▶ **Your task**:
Output each line of the material exactly as it stands.

Stored dataset items
- - - - - - -

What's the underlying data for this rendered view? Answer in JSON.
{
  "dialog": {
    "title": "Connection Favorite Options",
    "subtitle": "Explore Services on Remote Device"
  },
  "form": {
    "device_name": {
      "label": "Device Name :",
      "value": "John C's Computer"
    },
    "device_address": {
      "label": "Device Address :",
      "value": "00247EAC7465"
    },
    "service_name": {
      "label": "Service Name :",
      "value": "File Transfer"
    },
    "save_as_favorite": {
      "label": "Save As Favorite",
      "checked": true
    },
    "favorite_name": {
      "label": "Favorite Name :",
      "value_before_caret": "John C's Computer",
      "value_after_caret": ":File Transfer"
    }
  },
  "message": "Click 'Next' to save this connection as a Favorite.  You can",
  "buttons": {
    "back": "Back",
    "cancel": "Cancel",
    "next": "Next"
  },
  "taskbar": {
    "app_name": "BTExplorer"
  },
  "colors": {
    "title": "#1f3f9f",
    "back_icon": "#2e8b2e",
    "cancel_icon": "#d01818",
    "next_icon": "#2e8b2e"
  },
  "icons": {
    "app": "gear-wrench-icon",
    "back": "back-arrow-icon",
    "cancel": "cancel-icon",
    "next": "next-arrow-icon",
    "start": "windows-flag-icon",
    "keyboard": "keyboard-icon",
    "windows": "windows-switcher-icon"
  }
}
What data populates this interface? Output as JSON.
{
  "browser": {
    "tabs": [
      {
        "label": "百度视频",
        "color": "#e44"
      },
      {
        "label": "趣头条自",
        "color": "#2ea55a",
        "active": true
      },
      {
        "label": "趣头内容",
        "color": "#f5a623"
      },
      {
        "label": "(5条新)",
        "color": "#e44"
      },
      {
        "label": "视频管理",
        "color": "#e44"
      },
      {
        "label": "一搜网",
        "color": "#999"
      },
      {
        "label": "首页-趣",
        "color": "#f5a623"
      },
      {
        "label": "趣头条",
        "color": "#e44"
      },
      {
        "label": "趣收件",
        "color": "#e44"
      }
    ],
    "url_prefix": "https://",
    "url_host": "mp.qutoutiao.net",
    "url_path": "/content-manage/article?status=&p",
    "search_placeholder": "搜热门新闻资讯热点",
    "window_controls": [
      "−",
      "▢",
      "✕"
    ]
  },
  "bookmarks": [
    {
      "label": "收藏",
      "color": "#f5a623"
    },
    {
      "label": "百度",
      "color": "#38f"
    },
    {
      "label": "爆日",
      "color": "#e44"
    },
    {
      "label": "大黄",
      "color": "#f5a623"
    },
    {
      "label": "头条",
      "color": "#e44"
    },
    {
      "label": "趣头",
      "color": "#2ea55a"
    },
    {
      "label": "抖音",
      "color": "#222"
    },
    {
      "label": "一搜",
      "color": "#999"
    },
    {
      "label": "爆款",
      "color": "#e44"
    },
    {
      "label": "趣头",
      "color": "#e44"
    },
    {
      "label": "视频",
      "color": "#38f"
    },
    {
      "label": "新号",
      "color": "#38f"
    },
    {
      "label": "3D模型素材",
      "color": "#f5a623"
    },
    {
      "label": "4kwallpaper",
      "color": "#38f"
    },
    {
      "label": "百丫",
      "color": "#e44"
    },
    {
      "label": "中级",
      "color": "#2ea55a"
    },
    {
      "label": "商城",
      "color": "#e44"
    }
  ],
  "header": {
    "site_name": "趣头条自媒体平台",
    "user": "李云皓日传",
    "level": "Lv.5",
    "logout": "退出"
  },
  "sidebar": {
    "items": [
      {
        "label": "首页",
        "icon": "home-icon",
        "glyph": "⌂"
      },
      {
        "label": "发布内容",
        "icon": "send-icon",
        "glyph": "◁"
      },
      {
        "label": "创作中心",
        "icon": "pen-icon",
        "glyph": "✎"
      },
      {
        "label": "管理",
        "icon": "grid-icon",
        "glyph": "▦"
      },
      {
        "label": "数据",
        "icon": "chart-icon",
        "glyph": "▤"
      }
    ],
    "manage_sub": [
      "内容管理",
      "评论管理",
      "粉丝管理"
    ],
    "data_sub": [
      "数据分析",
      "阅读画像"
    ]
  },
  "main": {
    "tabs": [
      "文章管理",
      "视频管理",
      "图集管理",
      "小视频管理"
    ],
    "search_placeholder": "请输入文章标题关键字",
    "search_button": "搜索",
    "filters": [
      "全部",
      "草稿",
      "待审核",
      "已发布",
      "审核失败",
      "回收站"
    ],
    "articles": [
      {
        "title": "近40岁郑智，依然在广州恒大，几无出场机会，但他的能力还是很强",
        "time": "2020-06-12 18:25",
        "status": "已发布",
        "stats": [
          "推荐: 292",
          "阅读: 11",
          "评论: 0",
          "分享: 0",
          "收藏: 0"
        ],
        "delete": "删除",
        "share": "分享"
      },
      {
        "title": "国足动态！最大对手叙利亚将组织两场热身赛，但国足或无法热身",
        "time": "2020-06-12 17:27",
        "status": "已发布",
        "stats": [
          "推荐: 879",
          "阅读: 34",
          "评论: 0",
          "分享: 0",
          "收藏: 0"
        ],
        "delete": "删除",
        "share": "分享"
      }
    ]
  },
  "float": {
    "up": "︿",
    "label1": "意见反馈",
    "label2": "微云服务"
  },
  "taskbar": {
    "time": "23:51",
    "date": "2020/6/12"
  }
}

- - - - - - -

▶ **Task output**:
What's the underlying data for this rendered view? Answer in JSON.
{
  "dialog": {
    "title": "Connection Favorite Options",
    "subtitle": "Explore Services on Remote Device"
  },
  "form": {
    "device_name": {
      "label": "Device Name :",
      "value": "John C's Computer"
    },
    "device_address": {
      "label": "Device Address :",
      "value": "00247EAC7465"
    },
    "service_name": {
      "label": "Service Name :",
      "value": "File Transfer"
    },
    "save_as_favorite": {
      "label": "Save As Favorite",
      "checked": true
    },
    "favorite_name": {
      "label": "Favorite Name :",
      "value_before_caret": "John C's Computer",
      "value_after_caret": ":File Transfer"
    }
  },
  "message": "Click 'Next' to save this connection as a Favorite.  You can",
  "buttons": {
    "back": "Back",
    "cancel": "Cancel",
    "next": "Next"
  },
  "taskbar": {
    "app_name": "BTExplorer"
  },
  "colors": {
    "title": "#1f3f9f",
    "back_icon": "#2e8b2e",
    "cancel_icon": "#d01818",
    "next_icon": "#2e8b2e"
  },
  "icons": {
    "app": "gear-wrench-icon",
    "back": "back-arrow-icon",
    "cancel": "cancel-icon",
    "next": "next-arrow-icon",
    "start": "windows-flag-icon",
    "keyboard": "keyboard-icon",
    "windows": "windows-switcher-icon"
  }
}
What data populates this interface? Output as JSON.
{
  "browser": {
    "tabs": [
      {
        "label": "百度视频",
        "color": "#e44"
      },
      {
        "label": "趣头条自",
        "color": "#2ea55a",
        "active": true
      },
      {
        "label": "趣头内容",
        "color": "#f5a623"
      },
      {
        "label": "(5条新)",
        "color": "#e44"
      },
      {
        "label": "视频管理",
        "color": "#e44"
      },
      {
        "label": "一搜网",
        "color": "#999"
      },
      {
        "label": "首页-趣",
        "color": "#f5a623"
      },
      {
        "label": "趣头条",
        "color": "#e44"
      },
      {
        "label": "趣收件",
        "color": "#e44"
      }
    ],
    "url_prefix": "https://",
    "url_host": "mp.qutoutiao.net",
    "url_path": "/content-manage/article?status=&p",
    "search_placeholder": "搜热门新闻资讯热点",
    "window_controls": [
      "−",
      "▢",
      "✕"
    ]
  },
  "bookmarks": [
    {
      "label": "收藏",
      "color": "#f5a623"
    },
    {
      "label": "百度",
      "color": "#38f"
    },
    {
      "label": "爆日",
      "color": "#e44"
    },
    {
      "label": "大黄",
      "color": "#f5a623"
    },
    {
      "label": "头条",
      "color": "#e44"
    },
    {
      "label": "趣头",
      "color": "#2ea55a"
    },
    {
      "label": "抖音",
      "color": "#222"
    },
    {
      "label": "一搜",
      "color": "#999"
    },
    {
      "label": "爆款",
      "color": "#e44"
    },
    {
      "label": "趣头",
      "color": "#e44"
    },
    {
      "label": "视频",
      "color": "#38f"
    },
    {
      "label": "新号",
      "color": "#38f"
    },
    {
      "label": "3D模型素材",
      "color": "#f5a623"
    },
    {
      "label": "4kwallpaper",
      "color": "#38f"
    },
    {
      "label": "百丫",
      "color": "#e44"
    },
    {
      "label": "中级",
      "color": "#2ea55a"
    },
    {
      "label": "商城",
      "color": "#e44"
    }
  ],
  "header": {
    "site_name": "趣头条自媒体平台",
    "user": "李云皓日传",
    "level": "Lv.5",
    "logout": "退出"
  },
  "sidebar": {
    "items": [
      {
        "label": "首页",
        "icon": "home-icon",
        "glyph": "⌂"
      },
      {
        "label": "发布内容",
        "icon": "send-icon",
        "glyph": "◁"
      },
      {
        "label": "创作中心",
        "icon": "pen-icon",
        "glyph": "✎"
      },
      {
        "label": "管理",
        "icon": "grid-icon",
        "glyph": "▦"
      },
      {
        "label": "数据",
        "icon": "chart-icon",
        "glyph": "▤"
      }
    ],
    "manage_sub": [
      "内容管理",
      "评论管理",
      "粉丝管理"
    ],
    "data_sub": [
      "数据分析",
      "阅读画像"
    ]
  },
  "main": {
    "tabs": [
      "文章管理",
      "视频管理",
      "图集管理",
      "小视频管理"
    ],
    "search_placeholder": "请输入文章标题关键字",
    "search_button": "搜索",
    "filters": [
      "全部",
      "草稿",
      "待审核",
      "已发布",
      "审核失败",
      "回收站"
    ],
    "articles": [
      {
        "title": "近40岁郑智，依然在广州恒大，几无出场机会，但他的能力还是很强",
        "time": "2020-06-12 18:25",
        "status": "已发布",
        "stats": [
          "推荐: 292",
          "阅读: 11",
          "评论: 0",
          "分享: 0",
          "收藏: 0"
        ],
        "delete": "删除",
        "share": "分享"
      },
      {
        "title": "国足动态！最大对手叙利亚将组织两场热身赛，但国足或无法热身",
        "time": "2020-06-12 17:27",
        "status": "已发布",
        "stats": [
          "推荐: 879",
          "阅读: 34",
          "评论: 0",
          "分享: 0",
          "收藏: 0"
        ],
        "delete": "删除",
        "share": "分享"
      }
    ]
  },
  "float": {
    "up": "︿",
    "label1": "意见反馈",
    "label2": "微云服务"
  },
  "taskbar": {
    "time": "23:51",
    "date": "2020/6/12"
  }
}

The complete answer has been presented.